» Exercise brief: Restate, word for word, all of the material shown below.

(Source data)
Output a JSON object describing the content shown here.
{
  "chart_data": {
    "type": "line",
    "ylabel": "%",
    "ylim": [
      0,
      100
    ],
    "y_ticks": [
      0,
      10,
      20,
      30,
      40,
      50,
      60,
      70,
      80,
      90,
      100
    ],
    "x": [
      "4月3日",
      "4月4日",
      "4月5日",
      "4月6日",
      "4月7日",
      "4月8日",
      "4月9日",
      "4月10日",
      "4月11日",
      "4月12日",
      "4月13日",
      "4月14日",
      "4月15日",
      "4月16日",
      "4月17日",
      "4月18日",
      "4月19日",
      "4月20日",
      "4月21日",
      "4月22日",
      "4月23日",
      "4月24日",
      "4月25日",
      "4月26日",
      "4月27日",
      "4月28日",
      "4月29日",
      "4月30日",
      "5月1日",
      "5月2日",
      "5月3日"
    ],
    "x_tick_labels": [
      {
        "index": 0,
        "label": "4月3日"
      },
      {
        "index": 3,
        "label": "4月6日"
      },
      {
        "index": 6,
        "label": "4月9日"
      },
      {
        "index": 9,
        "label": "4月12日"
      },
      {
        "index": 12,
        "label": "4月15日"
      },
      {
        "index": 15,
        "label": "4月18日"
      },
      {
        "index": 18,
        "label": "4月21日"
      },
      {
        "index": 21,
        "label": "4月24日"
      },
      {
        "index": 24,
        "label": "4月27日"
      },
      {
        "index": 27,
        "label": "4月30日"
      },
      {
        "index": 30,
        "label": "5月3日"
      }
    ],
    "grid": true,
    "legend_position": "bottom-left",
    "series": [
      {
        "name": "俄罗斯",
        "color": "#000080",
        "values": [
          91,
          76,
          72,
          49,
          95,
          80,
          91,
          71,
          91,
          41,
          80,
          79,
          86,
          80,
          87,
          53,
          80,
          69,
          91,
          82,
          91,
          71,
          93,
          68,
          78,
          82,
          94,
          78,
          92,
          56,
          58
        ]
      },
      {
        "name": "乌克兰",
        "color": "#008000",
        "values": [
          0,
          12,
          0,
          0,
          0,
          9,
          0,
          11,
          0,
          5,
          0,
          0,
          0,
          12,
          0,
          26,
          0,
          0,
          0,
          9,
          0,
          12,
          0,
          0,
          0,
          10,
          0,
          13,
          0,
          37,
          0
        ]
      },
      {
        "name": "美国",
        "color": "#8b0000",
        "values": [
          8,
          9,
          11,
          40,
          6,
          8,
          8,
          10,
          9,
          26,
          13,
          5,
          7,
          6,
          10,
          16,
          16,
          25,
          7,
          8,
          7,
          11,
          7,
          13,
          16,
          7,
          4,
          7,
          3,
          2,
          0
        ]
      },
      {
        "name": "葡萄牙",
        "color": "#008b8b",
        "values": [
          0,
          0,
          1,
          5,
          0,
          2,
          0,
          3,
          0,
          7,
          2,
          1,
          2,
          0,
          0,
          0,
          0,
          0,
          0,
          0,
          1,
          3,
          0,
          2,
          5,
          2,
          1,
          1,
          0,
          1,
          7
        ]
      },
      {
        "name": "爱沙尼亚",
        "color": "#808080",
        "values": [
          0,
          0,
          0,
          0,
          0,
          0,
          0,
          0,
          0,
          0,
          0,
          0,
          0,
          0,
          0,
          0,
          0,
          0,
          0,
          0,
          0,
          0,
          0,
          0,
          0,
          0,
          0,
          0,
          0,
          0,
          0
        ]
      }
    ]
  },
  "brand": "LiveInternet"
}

» Result:
Output a JSON object describing the content shown here.
{
  "chart_data": {
    "type": "line",
    "ylabel": "%",
    "ylim": [
      0,
      100
    ],
    "y_ticks": [
      0,
      10,
      20,
      30,
      40,
      50,
      60,
      70,
      80,
      90,
      100
    ],
    "x": [
      "4月3日",
      "4月4日",
      "4月5日",
      "4月6日",
      "4月7日",
      "4月8日",
      "4月9日",
      "4月10日",
      "4月11日",
      "4月12日",
      "4月13日",
      "4月14日",
      "4月15日",
      "4月16日",
      "4月17日",
      "4月18日",
      "4月19日",
      "4月20日",
      "4月21日",
      "4月22日",
      "4月23日",
      "4月24日",
      "4月25日",
      "4月26日",
      "4月27日",
      "4月28日",
      "4月29日",
      "4月30日",
      "5月1日",
      "5月2日",
      "5月3日"
    ],
    "x_tick_labels": [
      {
        "index": 0,
        "label": "4月3日"
      },
      {
        "index": 3,
        "label": "4月6日"
      },
      {
        "index": 6,
        "label": "4月9日"
      },
      {
        "index": 9,
        "label": "4月12日"
      },
      {
        "index": 12,
        "label": "4月15日"
      },
      {
        "index": 15,
        "label": "4月18日"
      },
      {
        "index": 18,
        "label": "4月21日"
      },
      {
        "index": 21,
        "label": "4月24日"
      },
      {
        "index": 24,
        "label": "4月27日"
      },
      {
        "index": 27,
        "label": "4月30日"
      },
      {
        "index": 30,
        "label": "5月3日"
      }
    ],
    "grid": true,
    "legend_position": "bottom-left",
    "series": [
      {
        "name": "俄罗斯",
        "color": "#000080",
        "values": [
          91,
          76,
          72,
          49,
          95,
          80,
          91,
          71,
          91,
          41,
          80,
          79,
          86,
          80,
          87,
          53,
          80,
          69,
          91,
          82,
          91,
          71,
          93,
          68,
          78,
          82,
          94,
          78,
          92,
          56,
          58
        ]
      },
      {
        "name": "乌克兰",
        "color": "#008000",
        "values": [
          0,
          12,
          0,
          0,
          0,
          9,
          0,
          11,
          0,
          5,
          0,
          0,
          0,
          12,
          0,
          26,
          0,
          0,
          0,
          9,
          0,
          12,
          0,
          0,
          0,
          10,
          0,
          13,
          0,
          37,
          0
        ]
      },
      {
        "name": "美国",
        "color": "#8b0000",
        "values": [
          8,
          9,
          11,
          40,
          6,
          8,
          8,
          10,
          9,
          26,
          13,
          5,
          7,
          6,
          10,
          16,
          16,
          25,
          7,
          8,
          7,
          11,
          7,
          13,
          16,
          7,
          4,
          7,
          3,
          2,
          0
        ]
      },
      {
        "name": "葡萄牙",
        "color": "#008b8b",
        "values": [
          0,
          0,
          1,
          5,
          0,
          2,
          0,
          3,
          0,
          7,
          2,
          1,
          2,
          0,
          0,
          0,
          0,
          0,
          0,
          0,
          1,
          3,
          0,
          2,
          5,
          2,
          1,
          1,
          0,
          1,
          7
        ]
      },
      {
        "name": "爱沙尼亚",
        "color": "#808080",
        "values": [
          0,
          0,
          0,
          0,
          0,
          0,
          0,
          0,
          0,
          0,
          0,
          0,
          0,
          0,
          0,
          0,
          0,
          0,
          0,
          0,
          0,
          0,
          0,
          0,
          0,
          0,
          0,
          0,
          0,
          0,
          0
        ]
      }
    ]
  },
  "brand": "LiveInternet"
}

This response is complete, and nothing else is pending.